**Goal**
How many lines in the records below contain the word "component"? Give only the number.

>> START Task material

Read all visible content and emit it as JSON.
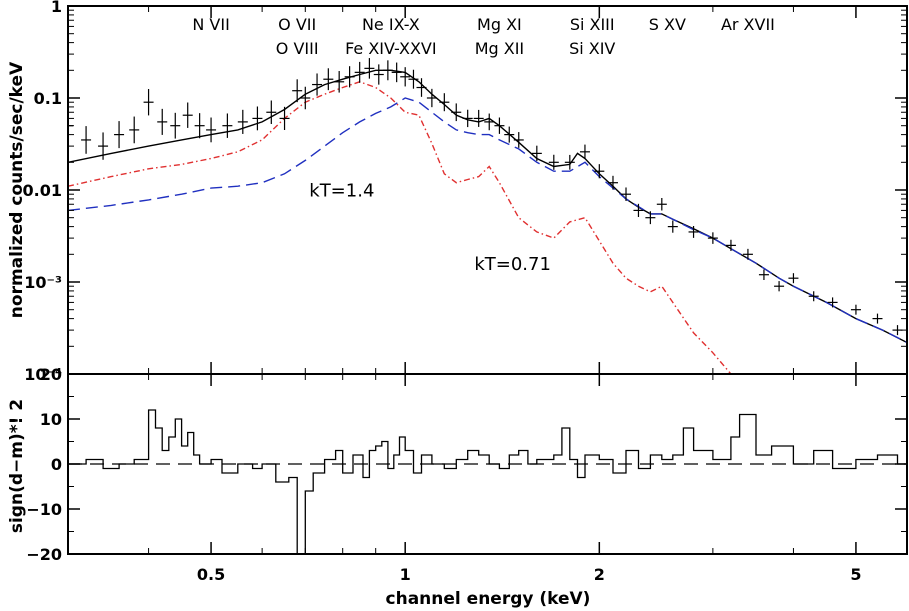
{
  "chart_data": [
    {
      "type": "line",
      "panel": "spectrum",
      "title": "",
      "xlabel": "channel energy (keV)",
      "ylabel": "normalized counts/sec/keV",
      "xscale": "log",
      "yscale": "log",
      "xlim": [
        0.3,
        6.0
      ],
      "ylim": [
        0.0001,
        1
      ],
      "yticks": [
        {
          "value": 1,
          "label": "1"
        },
        {
          "value": 0.1,
          "label": "0.1"
        },
        {
          "value": 0.01,
          "label": "0.01"
        },
        {
          "value": 0.001,
          "label": "10⁻³"
        },
        {
          "value": 0.0001,
          "label": "10⁻⁴"
        }
      ],
      "line_labels": [
        {
          "energy": 0.5,
          "lines": [
            "N VII"
          ]
        },
        {
          "energy": 0.68,
          "lines": [
            "O  VII",
            "O VIII"
          ]
        },
        {
          "energy": 0.95,
          "lines": [
            "Ne IX-X",
            "Fe XIV-XXVI"
          ]
        },
        {
          "energy": 1.4,
          "lines": [
            "Mg XI",
            "Mg XII"
          ]
        },
        {
          "energy": 1.95,
          "lines": [
            "Si XIII",
            "Si XIV"
          ]
        },
        {
          "energy": 2.55,
          "lines": [
            "S XV"
          ]
        },
        {
          "energy": 3.4,
          "lines": [
            "Ar XVII"
          ]
        }
      ],
      "annotations": [
        {
          "text": "kT=1.4",
          "x": 0.71,
          "y": 0.0085
        },
        {
          "text": "kT=0.71",
          "x": 1.28,
          "y": 0.00135
        }
      ],
      "series": [
        {
          "role": "total model",
          "color": "#000000",
          "style": "solid",
          "x": [
            0.3,
            0.35,
            0.4,
            0.45,
            0.5,
            0.55,
            0.6,
            0.65,
            0.7,
            0.75,
            0.8,
            0.85,
            0.9,
            0.95,
            1.0,
            1.05,
            1.1,
            1.15,
            1.2,
            1.25,
            1.3,
            1.35,
            1.4,
            1.5,
            1.6,
            1.7,
            1.8,
            1.85,
            1.9,
            2.0,
            2.1,
            2.2,
            2.3,
            2.4,
            2.5,
            2.6,
            2.8,
            3.0,
            3.2,
            3.5,
            3.8,
            4.0,
            4.5,
            5.0,
            5.5,
            6.0
          ],
          "y": [
            0.02,
            0.025,
            0.03,
            0.035,
            0.04,
            0.045,
            0.055,
            0.075,
            0.11,
            0.14,
            0.16,
            0.18,
            0.2,
            0.2,
            0.19,
            0.15,
            0.11,
            0.085,
            0.065,
            0.058,
            0.055,
            0.06,
            0.05,
            0.033,
            0.022,
            0.018,
            0.019,
            0.025,
            0.022,
            0.015,
            0.011,
            0.008,
            0.0065,
            0.0055,
            0.0055,
            0.0048,
            0.0038,
            0.003,
            0.0023,
            0.0016,
            0.0011,
            0.0009,
            0.0006,
            0.0004,
            0.0003,
            0.00022
          ]
        },
        {
          "role": "low-temperature component",
          "name": "kT=0.71",
          "color": "#e03030",
          "style": "dash-dot",
          "x": [
            0.3,
            0.35,
            0.4,
            0.45,
            0.5,
            0.55,
            0.6,
            0.65,
            0.7,
            0.75,
            0.8,
            0.85,
            0.9,
            0.95,
            1.0,
            1.05,
            1.1,
            1.15,
            1.2,
            1.25,
            1.3,
            1.35,
            1.4,
            1.5,
            1.6,
            1.7,
            1.8,
            1.9,
            2.0,
            2.1,
            2.2,
            2.3,
            2.4,
            2.5,
            2.6,
            2.8,
            3.0,
            3.2
          ],
          "y": [
            0.011,
            0.014,
            0.017,
            0.019,
            0.022,
            0.026,
            0.035,
            0.06,
            0.09,
            0.11,
            0.13,
            0.15,
            0.13,
            0.1,
            0.07,
            0.065,
            0.032,
            0.015,
            0.012,
            0.013,
            0.014,
            0.018,
            0.012,
            0.005,
            0.0035,
            0.003,
            0.0045,
            0.005,
            0.0028,
            0.0016,
            0.0011,
            0.0009,
            0.00078,
            0.0009,
            0.0006,
            0.00028,
            0.00017,
            0.0001
          ]
        },
        {
          "role": "high-temperature component",
          "name": "kT=1.4",
          "color": "#2030c0",
          "style": "long-dash",
          "x": [
            0.3,
            0.35,
            0.4,
            0.45,
            0.5,
            0.55,
            0.6,
            0.65,
            0.7,
            0.75,
            0.8,
            0.85,
            0.9,
            0.95,
            1.0,
            1.05,
            1.1,
            1.15,
            1.2,
            1.25,
            1.3,
            1.35,
            1.4,
            1.5,
            1.6,
            1.7,
            1.8,
            1.9,
            2.0,
            2.2,
            2.4,
            2.5,
            2.6,
            2.8,
            3.0,
            3.2,
            3.5,
            3.8,
            4.0,
            4.5,
            5.0,
            5.5,
            6.0
          ],
          "y": [
            0.006,
            0.0068,
            0.0078,
            0.009,
            0.0105,
            0.011,
            0.012,
            0.015,
            0.021,
            0.03,
            0.042,
            0.055,
            0.068,
            0.08,
            0.1,
            0.09,
            0.07,
            0.055,
            0.045,
            0.042,
            0.04,
            0.04,
            0.035,
            0.028,
            0.02,
            0.016,
            0.016,
            0.02,
            0.014,
            0.008,
            0.0055,
            0.0055,
            0.0048,
            0.0037,
            0.003,
            0.0023,
            0.0016,
            0.0011,
            0.0009,
            0.0006,
            0.0004,
            0.0003,
            0.00022
          ]
        },
        {
          "role": "observed data",
          "color": "#000000",
          "style": "crosses",
          "x": [
            0.3,
            0.32,
            0.34,
            0.36,
            0.38,
            0.4,
            0.42,
            0.44,
            0.46,
            0.48,
            0.5,
            0.53,
            0.56,
            0.59,
            0.62,
            0.65,
            0.68,
            0.7,
            0.73,
            0.76,
            0.79,
            0.82,
            0.85,
            0.88,
            0.91,
            0.94,
            0.97,
            1.0,
            1.03,
            1.06,
            1.1,
            1.15,
            1.2,
            1.25,
            1.3,
            1.35,
            1.4,
            1.45,
            1.5,
            1.6,
            1.7,
            1.8,
            1.9,
            2.0,
            2.1,
            2.2,
            2.3,
            2.4,
            2.5,
            2.6,
            2.8,
            3.0,
            3.2,
            3.4,
            3.6,
            3.8,
            4.0,
            4.3,
            4.6,
            5.0,
            5.4,
            5.8
          ],
          "y": [
            0.05,
            0.035,
            0.03,
            0.04,
            0.045,
            0.09,
            0.055,
            0.05,
            0.065,
            0.05,
            0.045,
            0.05,
            0.055,
            0.06,
            0.07,
            0.06,
            0.12,
            0.1,
            0.14,
            0.16,
            0.15,
            0.17,
            0.19,
            0.21,
            0.18,
            0.2,
            0.19,
            0.17,
            0.16,
            0.13,
            0.1,
            0.09,
            0.07,
            0.06,
            0.06,
            0.055,
            0.05,
            0.04,
            0.035,
            0.025,
            0.02,
            0.02,
            0.026,
            0.016,
            0.012,
            0.009,
            0.006,
            0.005,
            0.007,
            0.004,
            0.0035,
            0.003,
            0.0025,
            0.002,
            0.0012,
            0.0009,
            0.0011,
            0.0007,
            0.0006,
            0.0005,
            0.0004,
            0.0003
          ]
        }
      ]
    },
    {
      "type": "line",
      "panel": "residuals",
      "title": "",
      "xlabel": "channel energy (keV)",
      "ylabel": "sign(d−m)*! 2",
      "xscale": "log",
      "xlim": [
        0.3,
        6.0
      ],
      "ylim": [
        -20,
        20
      ],
      "yticks": [
        {
          "value": 20,
          "label": "20"
        },
        {
          "value": 10,
          "label": "10"
        },
        {
          "value": 0,
          "label": "0"
        },
        {
          "value": -10,
          "label": "−10"
        },
        {
          "value": -20,
          "label": "−20"
        }
      ],
      "xticks": [
        {
          "value": 0.5,
          "label": "0.5"
        },
        {
          "value": 1,
          "label": "1"
        },
        {
          "value": 2,
          "label": "2"
        },
        {
          "value": 5,
          "label": "5"
        }
      ],
      "series": [
        {
          "role": "residuals",
          "color": "#000000",
          "style": "histogram",
          "x": [
            0.3,
            0.32,
            0.34,
            0.36,
            0.38,
            0.4,
            0.41,
            0.42,
            0.43,
            0.44,
            0.45,
            0.46,
            0.47,
            0.48,
            0.5,
            0.52,
            0.55,
            0.58,
            0.6,
            0.63,
            0.66,
            0.68,
            0.69,
            0.7,
            0.72,
            0.75,
            0.78,
            0.8,
            0.83,
            0.86,
            0.88,
            0.9,
            0.92,
            0.94,
            0.96,
            0.98,
            1.0,
            1.03,
            1.06,
            1.1,
            1.15,
            1.2,
            1.25,
            1.3,
            1.35,
            1.4,
            1.45,
            1.5,
            1.55,
            1.6,
            1.7,
            1.75,
            1.8,
            1.85,
            1.9,
            2.0,
            2.1,
            2.2,
            2.3,
            2.4,
            2.5,
            2.6,
            2.7,
            2.8,
            3.0,
            3.2,
            3.3,
            3.5,
            3.7,
            4.0,
            4.3,
            4.6,
            5.0,
            5.4,
            5.8
          ],
          "y": [
            0,
            1,
            -1,
            0,
            1,
            12,
            8,
            3,
            6,
            10,
            4,
            7,
            2,
            0,
            1,
            -2,
            0,
            -1,
            0,
            -4,
            -3,
            -20,
            -20,
            -6,
            -2,
            1,
            3,
            -2,
            2,
            -3,
            3,
            4,
            5,
            -1,
            2,
            6,
            3,
            -2,
            2,
            0,
            -1,
            1,
            3,
            2,
            0,
            -1,
            2,
            3,
            0,
            1,
            2,
            8,
            1,
            -3,
            2,
            1,
            -2,
            3,
            -1,
            2,
            1,
            2,
            8,
            3,
            1,
            6,
            11,
            2,
            4,
            0,
            3,
            -1,
            1,
            2,
            0
          ]
        }
      ]
    }
  ]
}
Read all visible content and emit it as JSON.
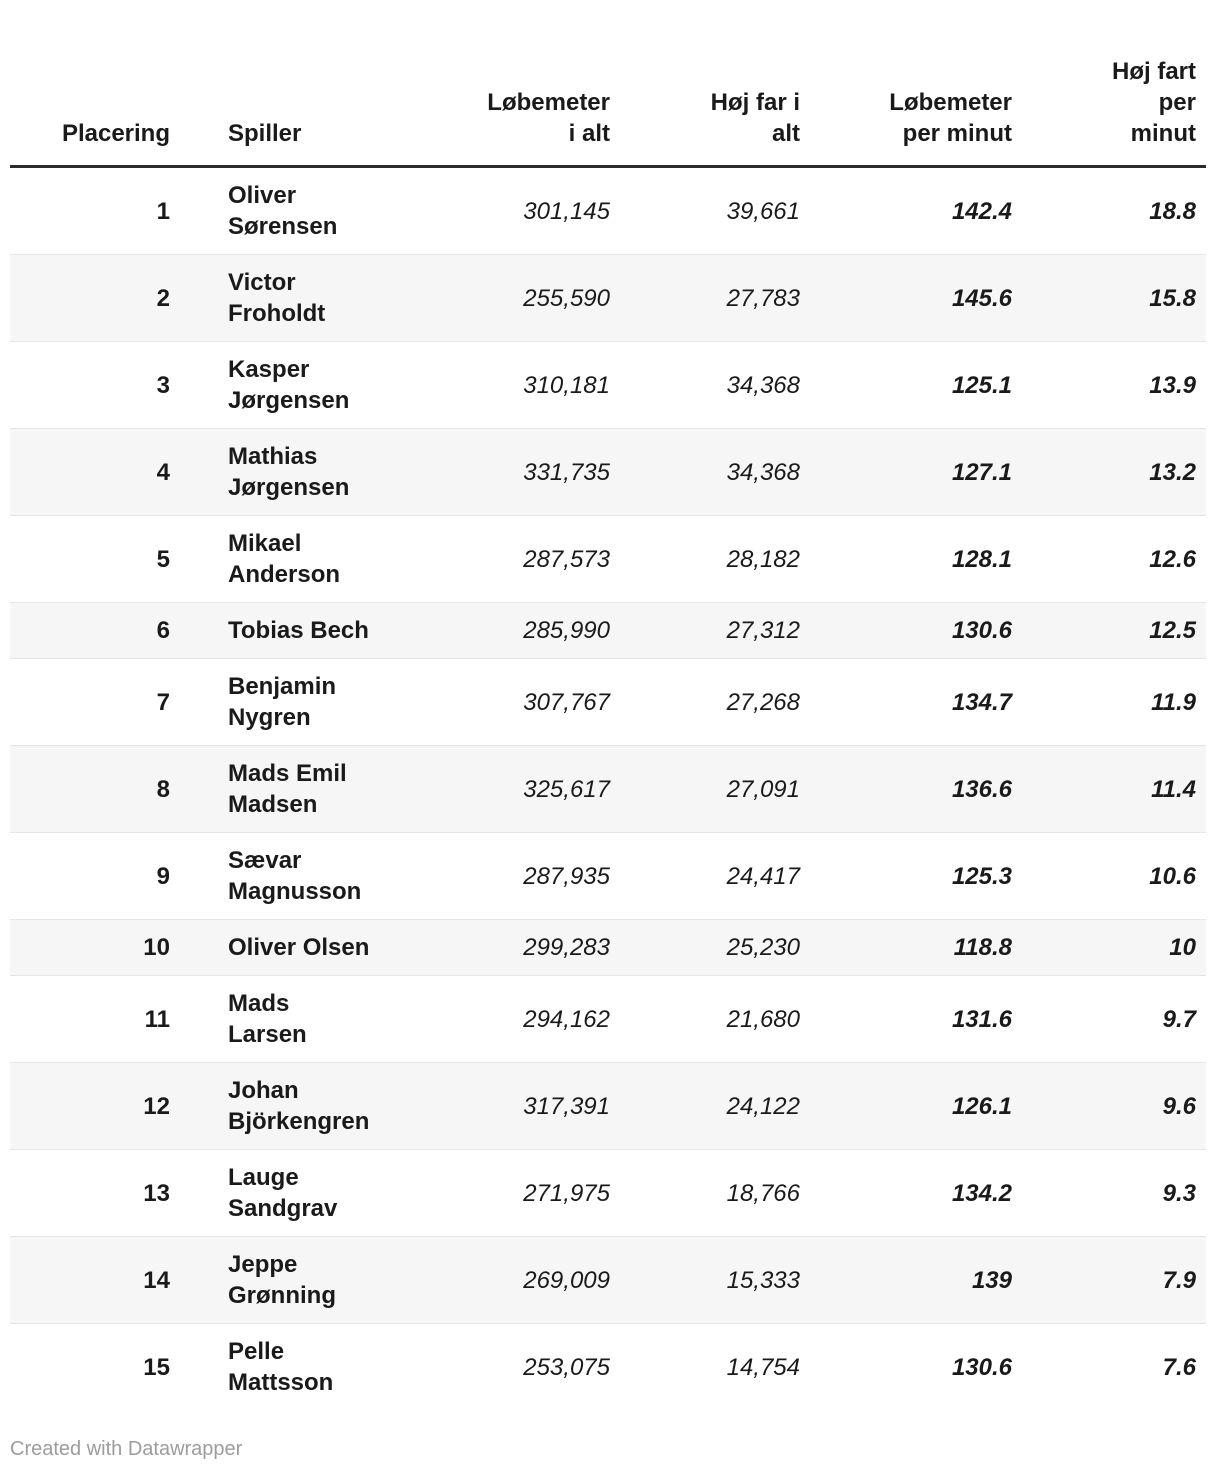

>> END Task material

**Reply to the task**
2